**INSTRUCTION:** Would you transcribe all of the data exactly, down to the last character?
## BEGIN DATA RECORDS
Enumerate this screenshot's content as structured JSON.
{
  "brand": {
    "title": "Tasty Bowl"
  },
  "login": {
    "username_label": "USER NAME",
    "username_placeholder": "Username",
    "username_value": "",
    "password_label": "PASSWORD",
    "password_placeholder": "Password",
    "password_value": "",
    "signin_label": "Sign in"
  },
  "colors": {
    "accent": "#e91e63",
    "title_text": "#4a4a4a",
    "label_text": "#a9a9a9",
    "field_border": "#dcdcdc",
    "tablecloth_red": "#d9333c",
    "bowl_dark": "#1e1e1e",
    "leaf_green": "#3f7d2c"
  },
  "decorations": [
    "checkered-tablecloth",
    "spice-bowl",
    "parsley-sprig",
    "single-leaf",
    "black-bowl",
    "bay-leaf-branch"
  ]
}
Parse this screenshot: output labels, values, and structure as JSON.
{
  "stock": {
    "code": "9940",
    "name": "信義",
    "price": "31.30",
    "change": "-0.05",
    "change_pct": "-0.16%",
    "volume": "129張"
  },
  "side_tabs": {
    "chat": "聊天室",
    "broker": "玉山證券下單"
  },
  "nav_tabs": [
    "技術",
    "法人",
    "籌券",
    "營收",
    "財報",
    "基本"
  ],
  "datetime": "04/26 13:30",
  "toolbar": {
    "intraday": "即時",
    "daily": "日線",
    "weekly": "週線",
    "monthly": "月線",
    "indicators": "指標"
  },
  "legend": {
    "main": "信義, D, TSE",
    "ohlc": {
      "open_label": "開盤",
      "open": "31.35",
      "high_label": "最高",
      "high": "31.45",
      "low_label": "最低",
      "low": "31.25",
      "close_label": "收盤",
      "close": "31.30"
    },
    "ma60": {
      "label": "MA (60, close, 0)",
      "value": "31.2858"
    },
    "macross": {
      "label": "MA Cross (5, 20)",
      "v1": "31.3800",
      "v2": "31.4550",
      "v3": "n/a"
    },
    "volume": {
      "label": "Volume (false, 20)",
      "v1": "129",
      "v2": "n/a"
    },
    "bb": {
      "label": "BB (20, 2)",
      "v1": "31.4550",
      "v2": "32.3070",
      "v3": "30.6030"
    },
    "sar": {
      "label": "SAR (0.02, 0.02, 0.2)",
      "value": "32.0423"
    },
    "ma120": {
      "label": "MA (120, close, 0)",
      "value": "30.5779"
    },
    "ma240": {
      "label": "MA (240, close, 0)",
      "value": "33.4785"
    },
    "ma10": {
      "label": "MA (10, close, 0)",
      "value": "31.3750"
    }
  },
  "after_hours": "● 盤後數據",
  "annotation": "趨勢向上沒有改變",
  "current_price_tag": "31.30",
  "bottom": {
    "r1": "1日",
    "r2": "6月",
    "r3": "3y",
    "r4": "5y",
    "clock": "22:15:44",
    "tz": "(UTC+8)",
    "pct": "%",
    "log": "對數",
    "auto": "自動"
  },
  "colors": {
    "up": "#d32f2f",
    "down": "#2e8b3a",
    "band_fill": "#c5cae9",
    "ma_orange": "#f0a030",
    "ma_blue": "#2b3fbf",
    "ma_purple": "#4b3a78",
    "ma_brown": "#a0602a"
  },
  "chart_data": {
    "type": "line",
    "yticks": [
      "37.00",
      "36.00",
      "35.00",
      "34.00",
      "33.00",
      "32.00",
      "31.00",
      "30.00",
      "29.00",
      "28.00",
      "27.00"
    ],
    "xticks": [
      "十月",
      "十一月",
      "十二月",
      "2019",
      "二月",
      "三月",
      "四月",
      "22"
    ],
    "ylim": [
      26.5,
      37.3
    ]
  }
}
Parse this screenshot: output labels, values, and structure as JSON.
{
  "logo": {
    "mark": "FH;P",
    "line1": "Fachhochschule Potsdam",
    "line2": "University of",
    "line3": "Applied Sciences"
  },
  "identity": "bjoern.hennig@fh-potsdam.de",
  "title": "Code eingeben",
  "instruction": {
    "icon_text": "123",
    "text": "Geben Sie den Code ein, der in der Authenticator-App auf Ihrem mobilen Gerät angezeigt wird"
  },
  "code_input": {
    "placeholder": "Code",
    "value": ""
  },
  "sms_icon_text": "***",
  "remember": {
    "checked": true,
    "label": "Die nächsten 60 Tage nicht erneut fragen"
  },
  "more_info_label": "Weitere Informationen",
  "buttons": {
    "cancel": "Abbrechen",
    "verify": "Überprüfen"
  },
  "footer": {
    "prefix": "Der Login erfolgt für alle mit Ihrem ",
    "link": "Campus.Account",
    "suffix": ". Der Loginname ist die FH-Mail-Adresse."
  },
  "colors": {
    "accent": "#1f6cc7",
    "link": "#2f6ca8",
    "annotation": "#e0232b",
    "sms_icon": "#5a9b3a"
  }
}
## END DATA RECORDS
**OUTPUT BELOW:**
Enumerate this screenshot's content as structured JSON.
{
  "brand": {
    "title": "Tasty Bowl"
  },
  "login": {
    "username_label": "USER NAME",
    "username_placeholder": "Username",
    "username_value": "",
    "password_label": "PASSWORD",
    "password_placeholder": "Password",
    "password_value": "",
    "signin_label": "Sign in"
  },
  "colors": {
    "accent": "#e91e63",
    "title_text": "#4a4a4a",
    "label_text": "#a9a9a9",
    "field_border": "#dcdcdc",
    "tablecloth_red": "#d9333c",
    "bowl_dark": "#1e1e1e",
    "leaf_green": "#3f7d2c"
  },
  "decorations": [
    "checkered-tablecloth",
    "spice-bowl",
    "parsley-sprig",
    "single-leaf",
    "black-bowl",
    "bay-leaf-branch"
  ]
}
Parse this screenshot: output labels, values, and structure as JSON.
{
  "stock": {
    "code": "9940",
    "name": "信義",
    "price": "31.30",
    "change": "-0.05",
    "change_pct": "-0.16%",
    "volume": "129張"
  },
  "side_tabs": {
    "chat": "聊天室",
    "broker": "玉山證券下單"
  },
  "nav_tabs": [
    "技術",
    "法人",
    "籌券",
    "營收",
    "財報",
    "基本"
  ],
  "datetime": "04/26 13:30",
  "toolbar": {
    "intraday": "即時",
    "daily": "日線",
    "weekly": "週線",
    "monthly": "月線",
    "indicators": "指標"
  },
  "legend": {
    "main": "信義, D, TSE",
    "ohlc": {
      "open_label": "開盤",
      "open": "31.35",
      "high_label": "最高",
      "high": "31.45",
      "low_label": "最低",
      "low": "31.25",
      "close_label": "收盤",
      "close": "31.30"
    },
    "ma60": {
      "label": "MA (60, close, 0)",
      "value": "31.2858"
    },
    "macross": {
      "label": "MA Cross (5, 20)",
      "v1": "31.3800",
      "v2": "31.4550",
      "v3": "n/a"
    },
    "volume": {
      "label": "Volume (false, 20)",
      "v1": "129",
      "v2": "n/a"
    },
    "bb": {
      "label": "BB (20, 2)",
      "v1": "31.4550",
      "v2": "32.3070",
      "v3": "30.6030"
    },
    "sar": {
      "label": "SAR (0.02, 0.02, 0.2)",
      "value": "32.0423"
    },
    "ma120": {
      "label": "MA (120, close, 0)",
      "value": "30.5779"
    },
    "ma240": {
      "label": "MA (240, close, 0)",
      "value": "33.4785"
    },
    "ma10": {
      "label": "MA (10, close, 0)",
      "value": "31.3750"
    }
  },
  "after_hours": "● 盤後數據",
  "annotation": "趨勢向上沒有改變",
  "current_price_tag": "31.30",
  "bottom": {
    "r1": "1日",
    "r2": "6月",
    "r3": "3y",
    "r4": "5y",
    "clock": "22:15:44",
    "tz": "(UTC+8)",
    "pct": "%",
    "log": "對數",
    "auto": "自動"
  },
  "colors": {
    "up": "#d32f2f",
    "down": "#2e8b3a",
    "band_fill": "#c5cae9",
    "ma_orange": "#f0a030",
    "ma_blue": "#2b3fbf",
    "ma_purple": "#4b3a78",
    "ma_brown": "#a0602a"
  },
  "chart_data": {
    "type": "line",
    "yticks": [
      "37.00",
      "36.00",
      "35.00",
      "34.00",
      "33.00",
      "32.00",
      "31.00",
      "30.00",
      "29.00",
      "28.00",
      "27.00"
    ],
    "xticks": [
      "十月",
      "十一月",
      "十二月",
      "2019",
      "二月",
      "三月",
      "四月",
      "22"
    ],
    "ylim": [
      26.5,
      37.3
    ]
  }
}
Parse this screenshot: output labels, values, and structure as JSON.
{
  "logo": {
    "mark": "FH;P",
    "line1": "Fachhochschule Potsdam",
    "line2": "University of",
    "line3": "Applied Sciences"
  },
  "identity": "bjoern.hennig@fh-potsdam.de",
  "title": "Code eingeben",
  "instruction": {
    "icon_text": "123",
    "text": "Geben Sie den Code ein, der in der Authenticator-App auf Ihrem mobilen Gerät angezeigt wird"
  },
  "code_input": {
    "placeholder": "Code",
    "value": ""
  },
  "sms_icon_text": "***",
  "remember": {
    "checked": true,
    "label": "Die nächsten 60 Tage nicht erneut fragen"
  },
  "more_info_label": "Weitere Informationen",
  "buttons": {
    "cancel": "Abbrechen",
    "verify": "Überprüfen"
  },
  "footer": {
    "prefix": "Der Login erfolgt für alle mit Ihrem ",
    "link": "Campus.Account",
    "suffix": ". Der Loginname ist die FH-Mail-Adresse."
  },
  "colors": {
    "accent": "#1f6cc7",
    "link": "#2f6ca8",
    "annotation": "#e0232b",
    "sms_icon": "#5a9b3a"
  }
}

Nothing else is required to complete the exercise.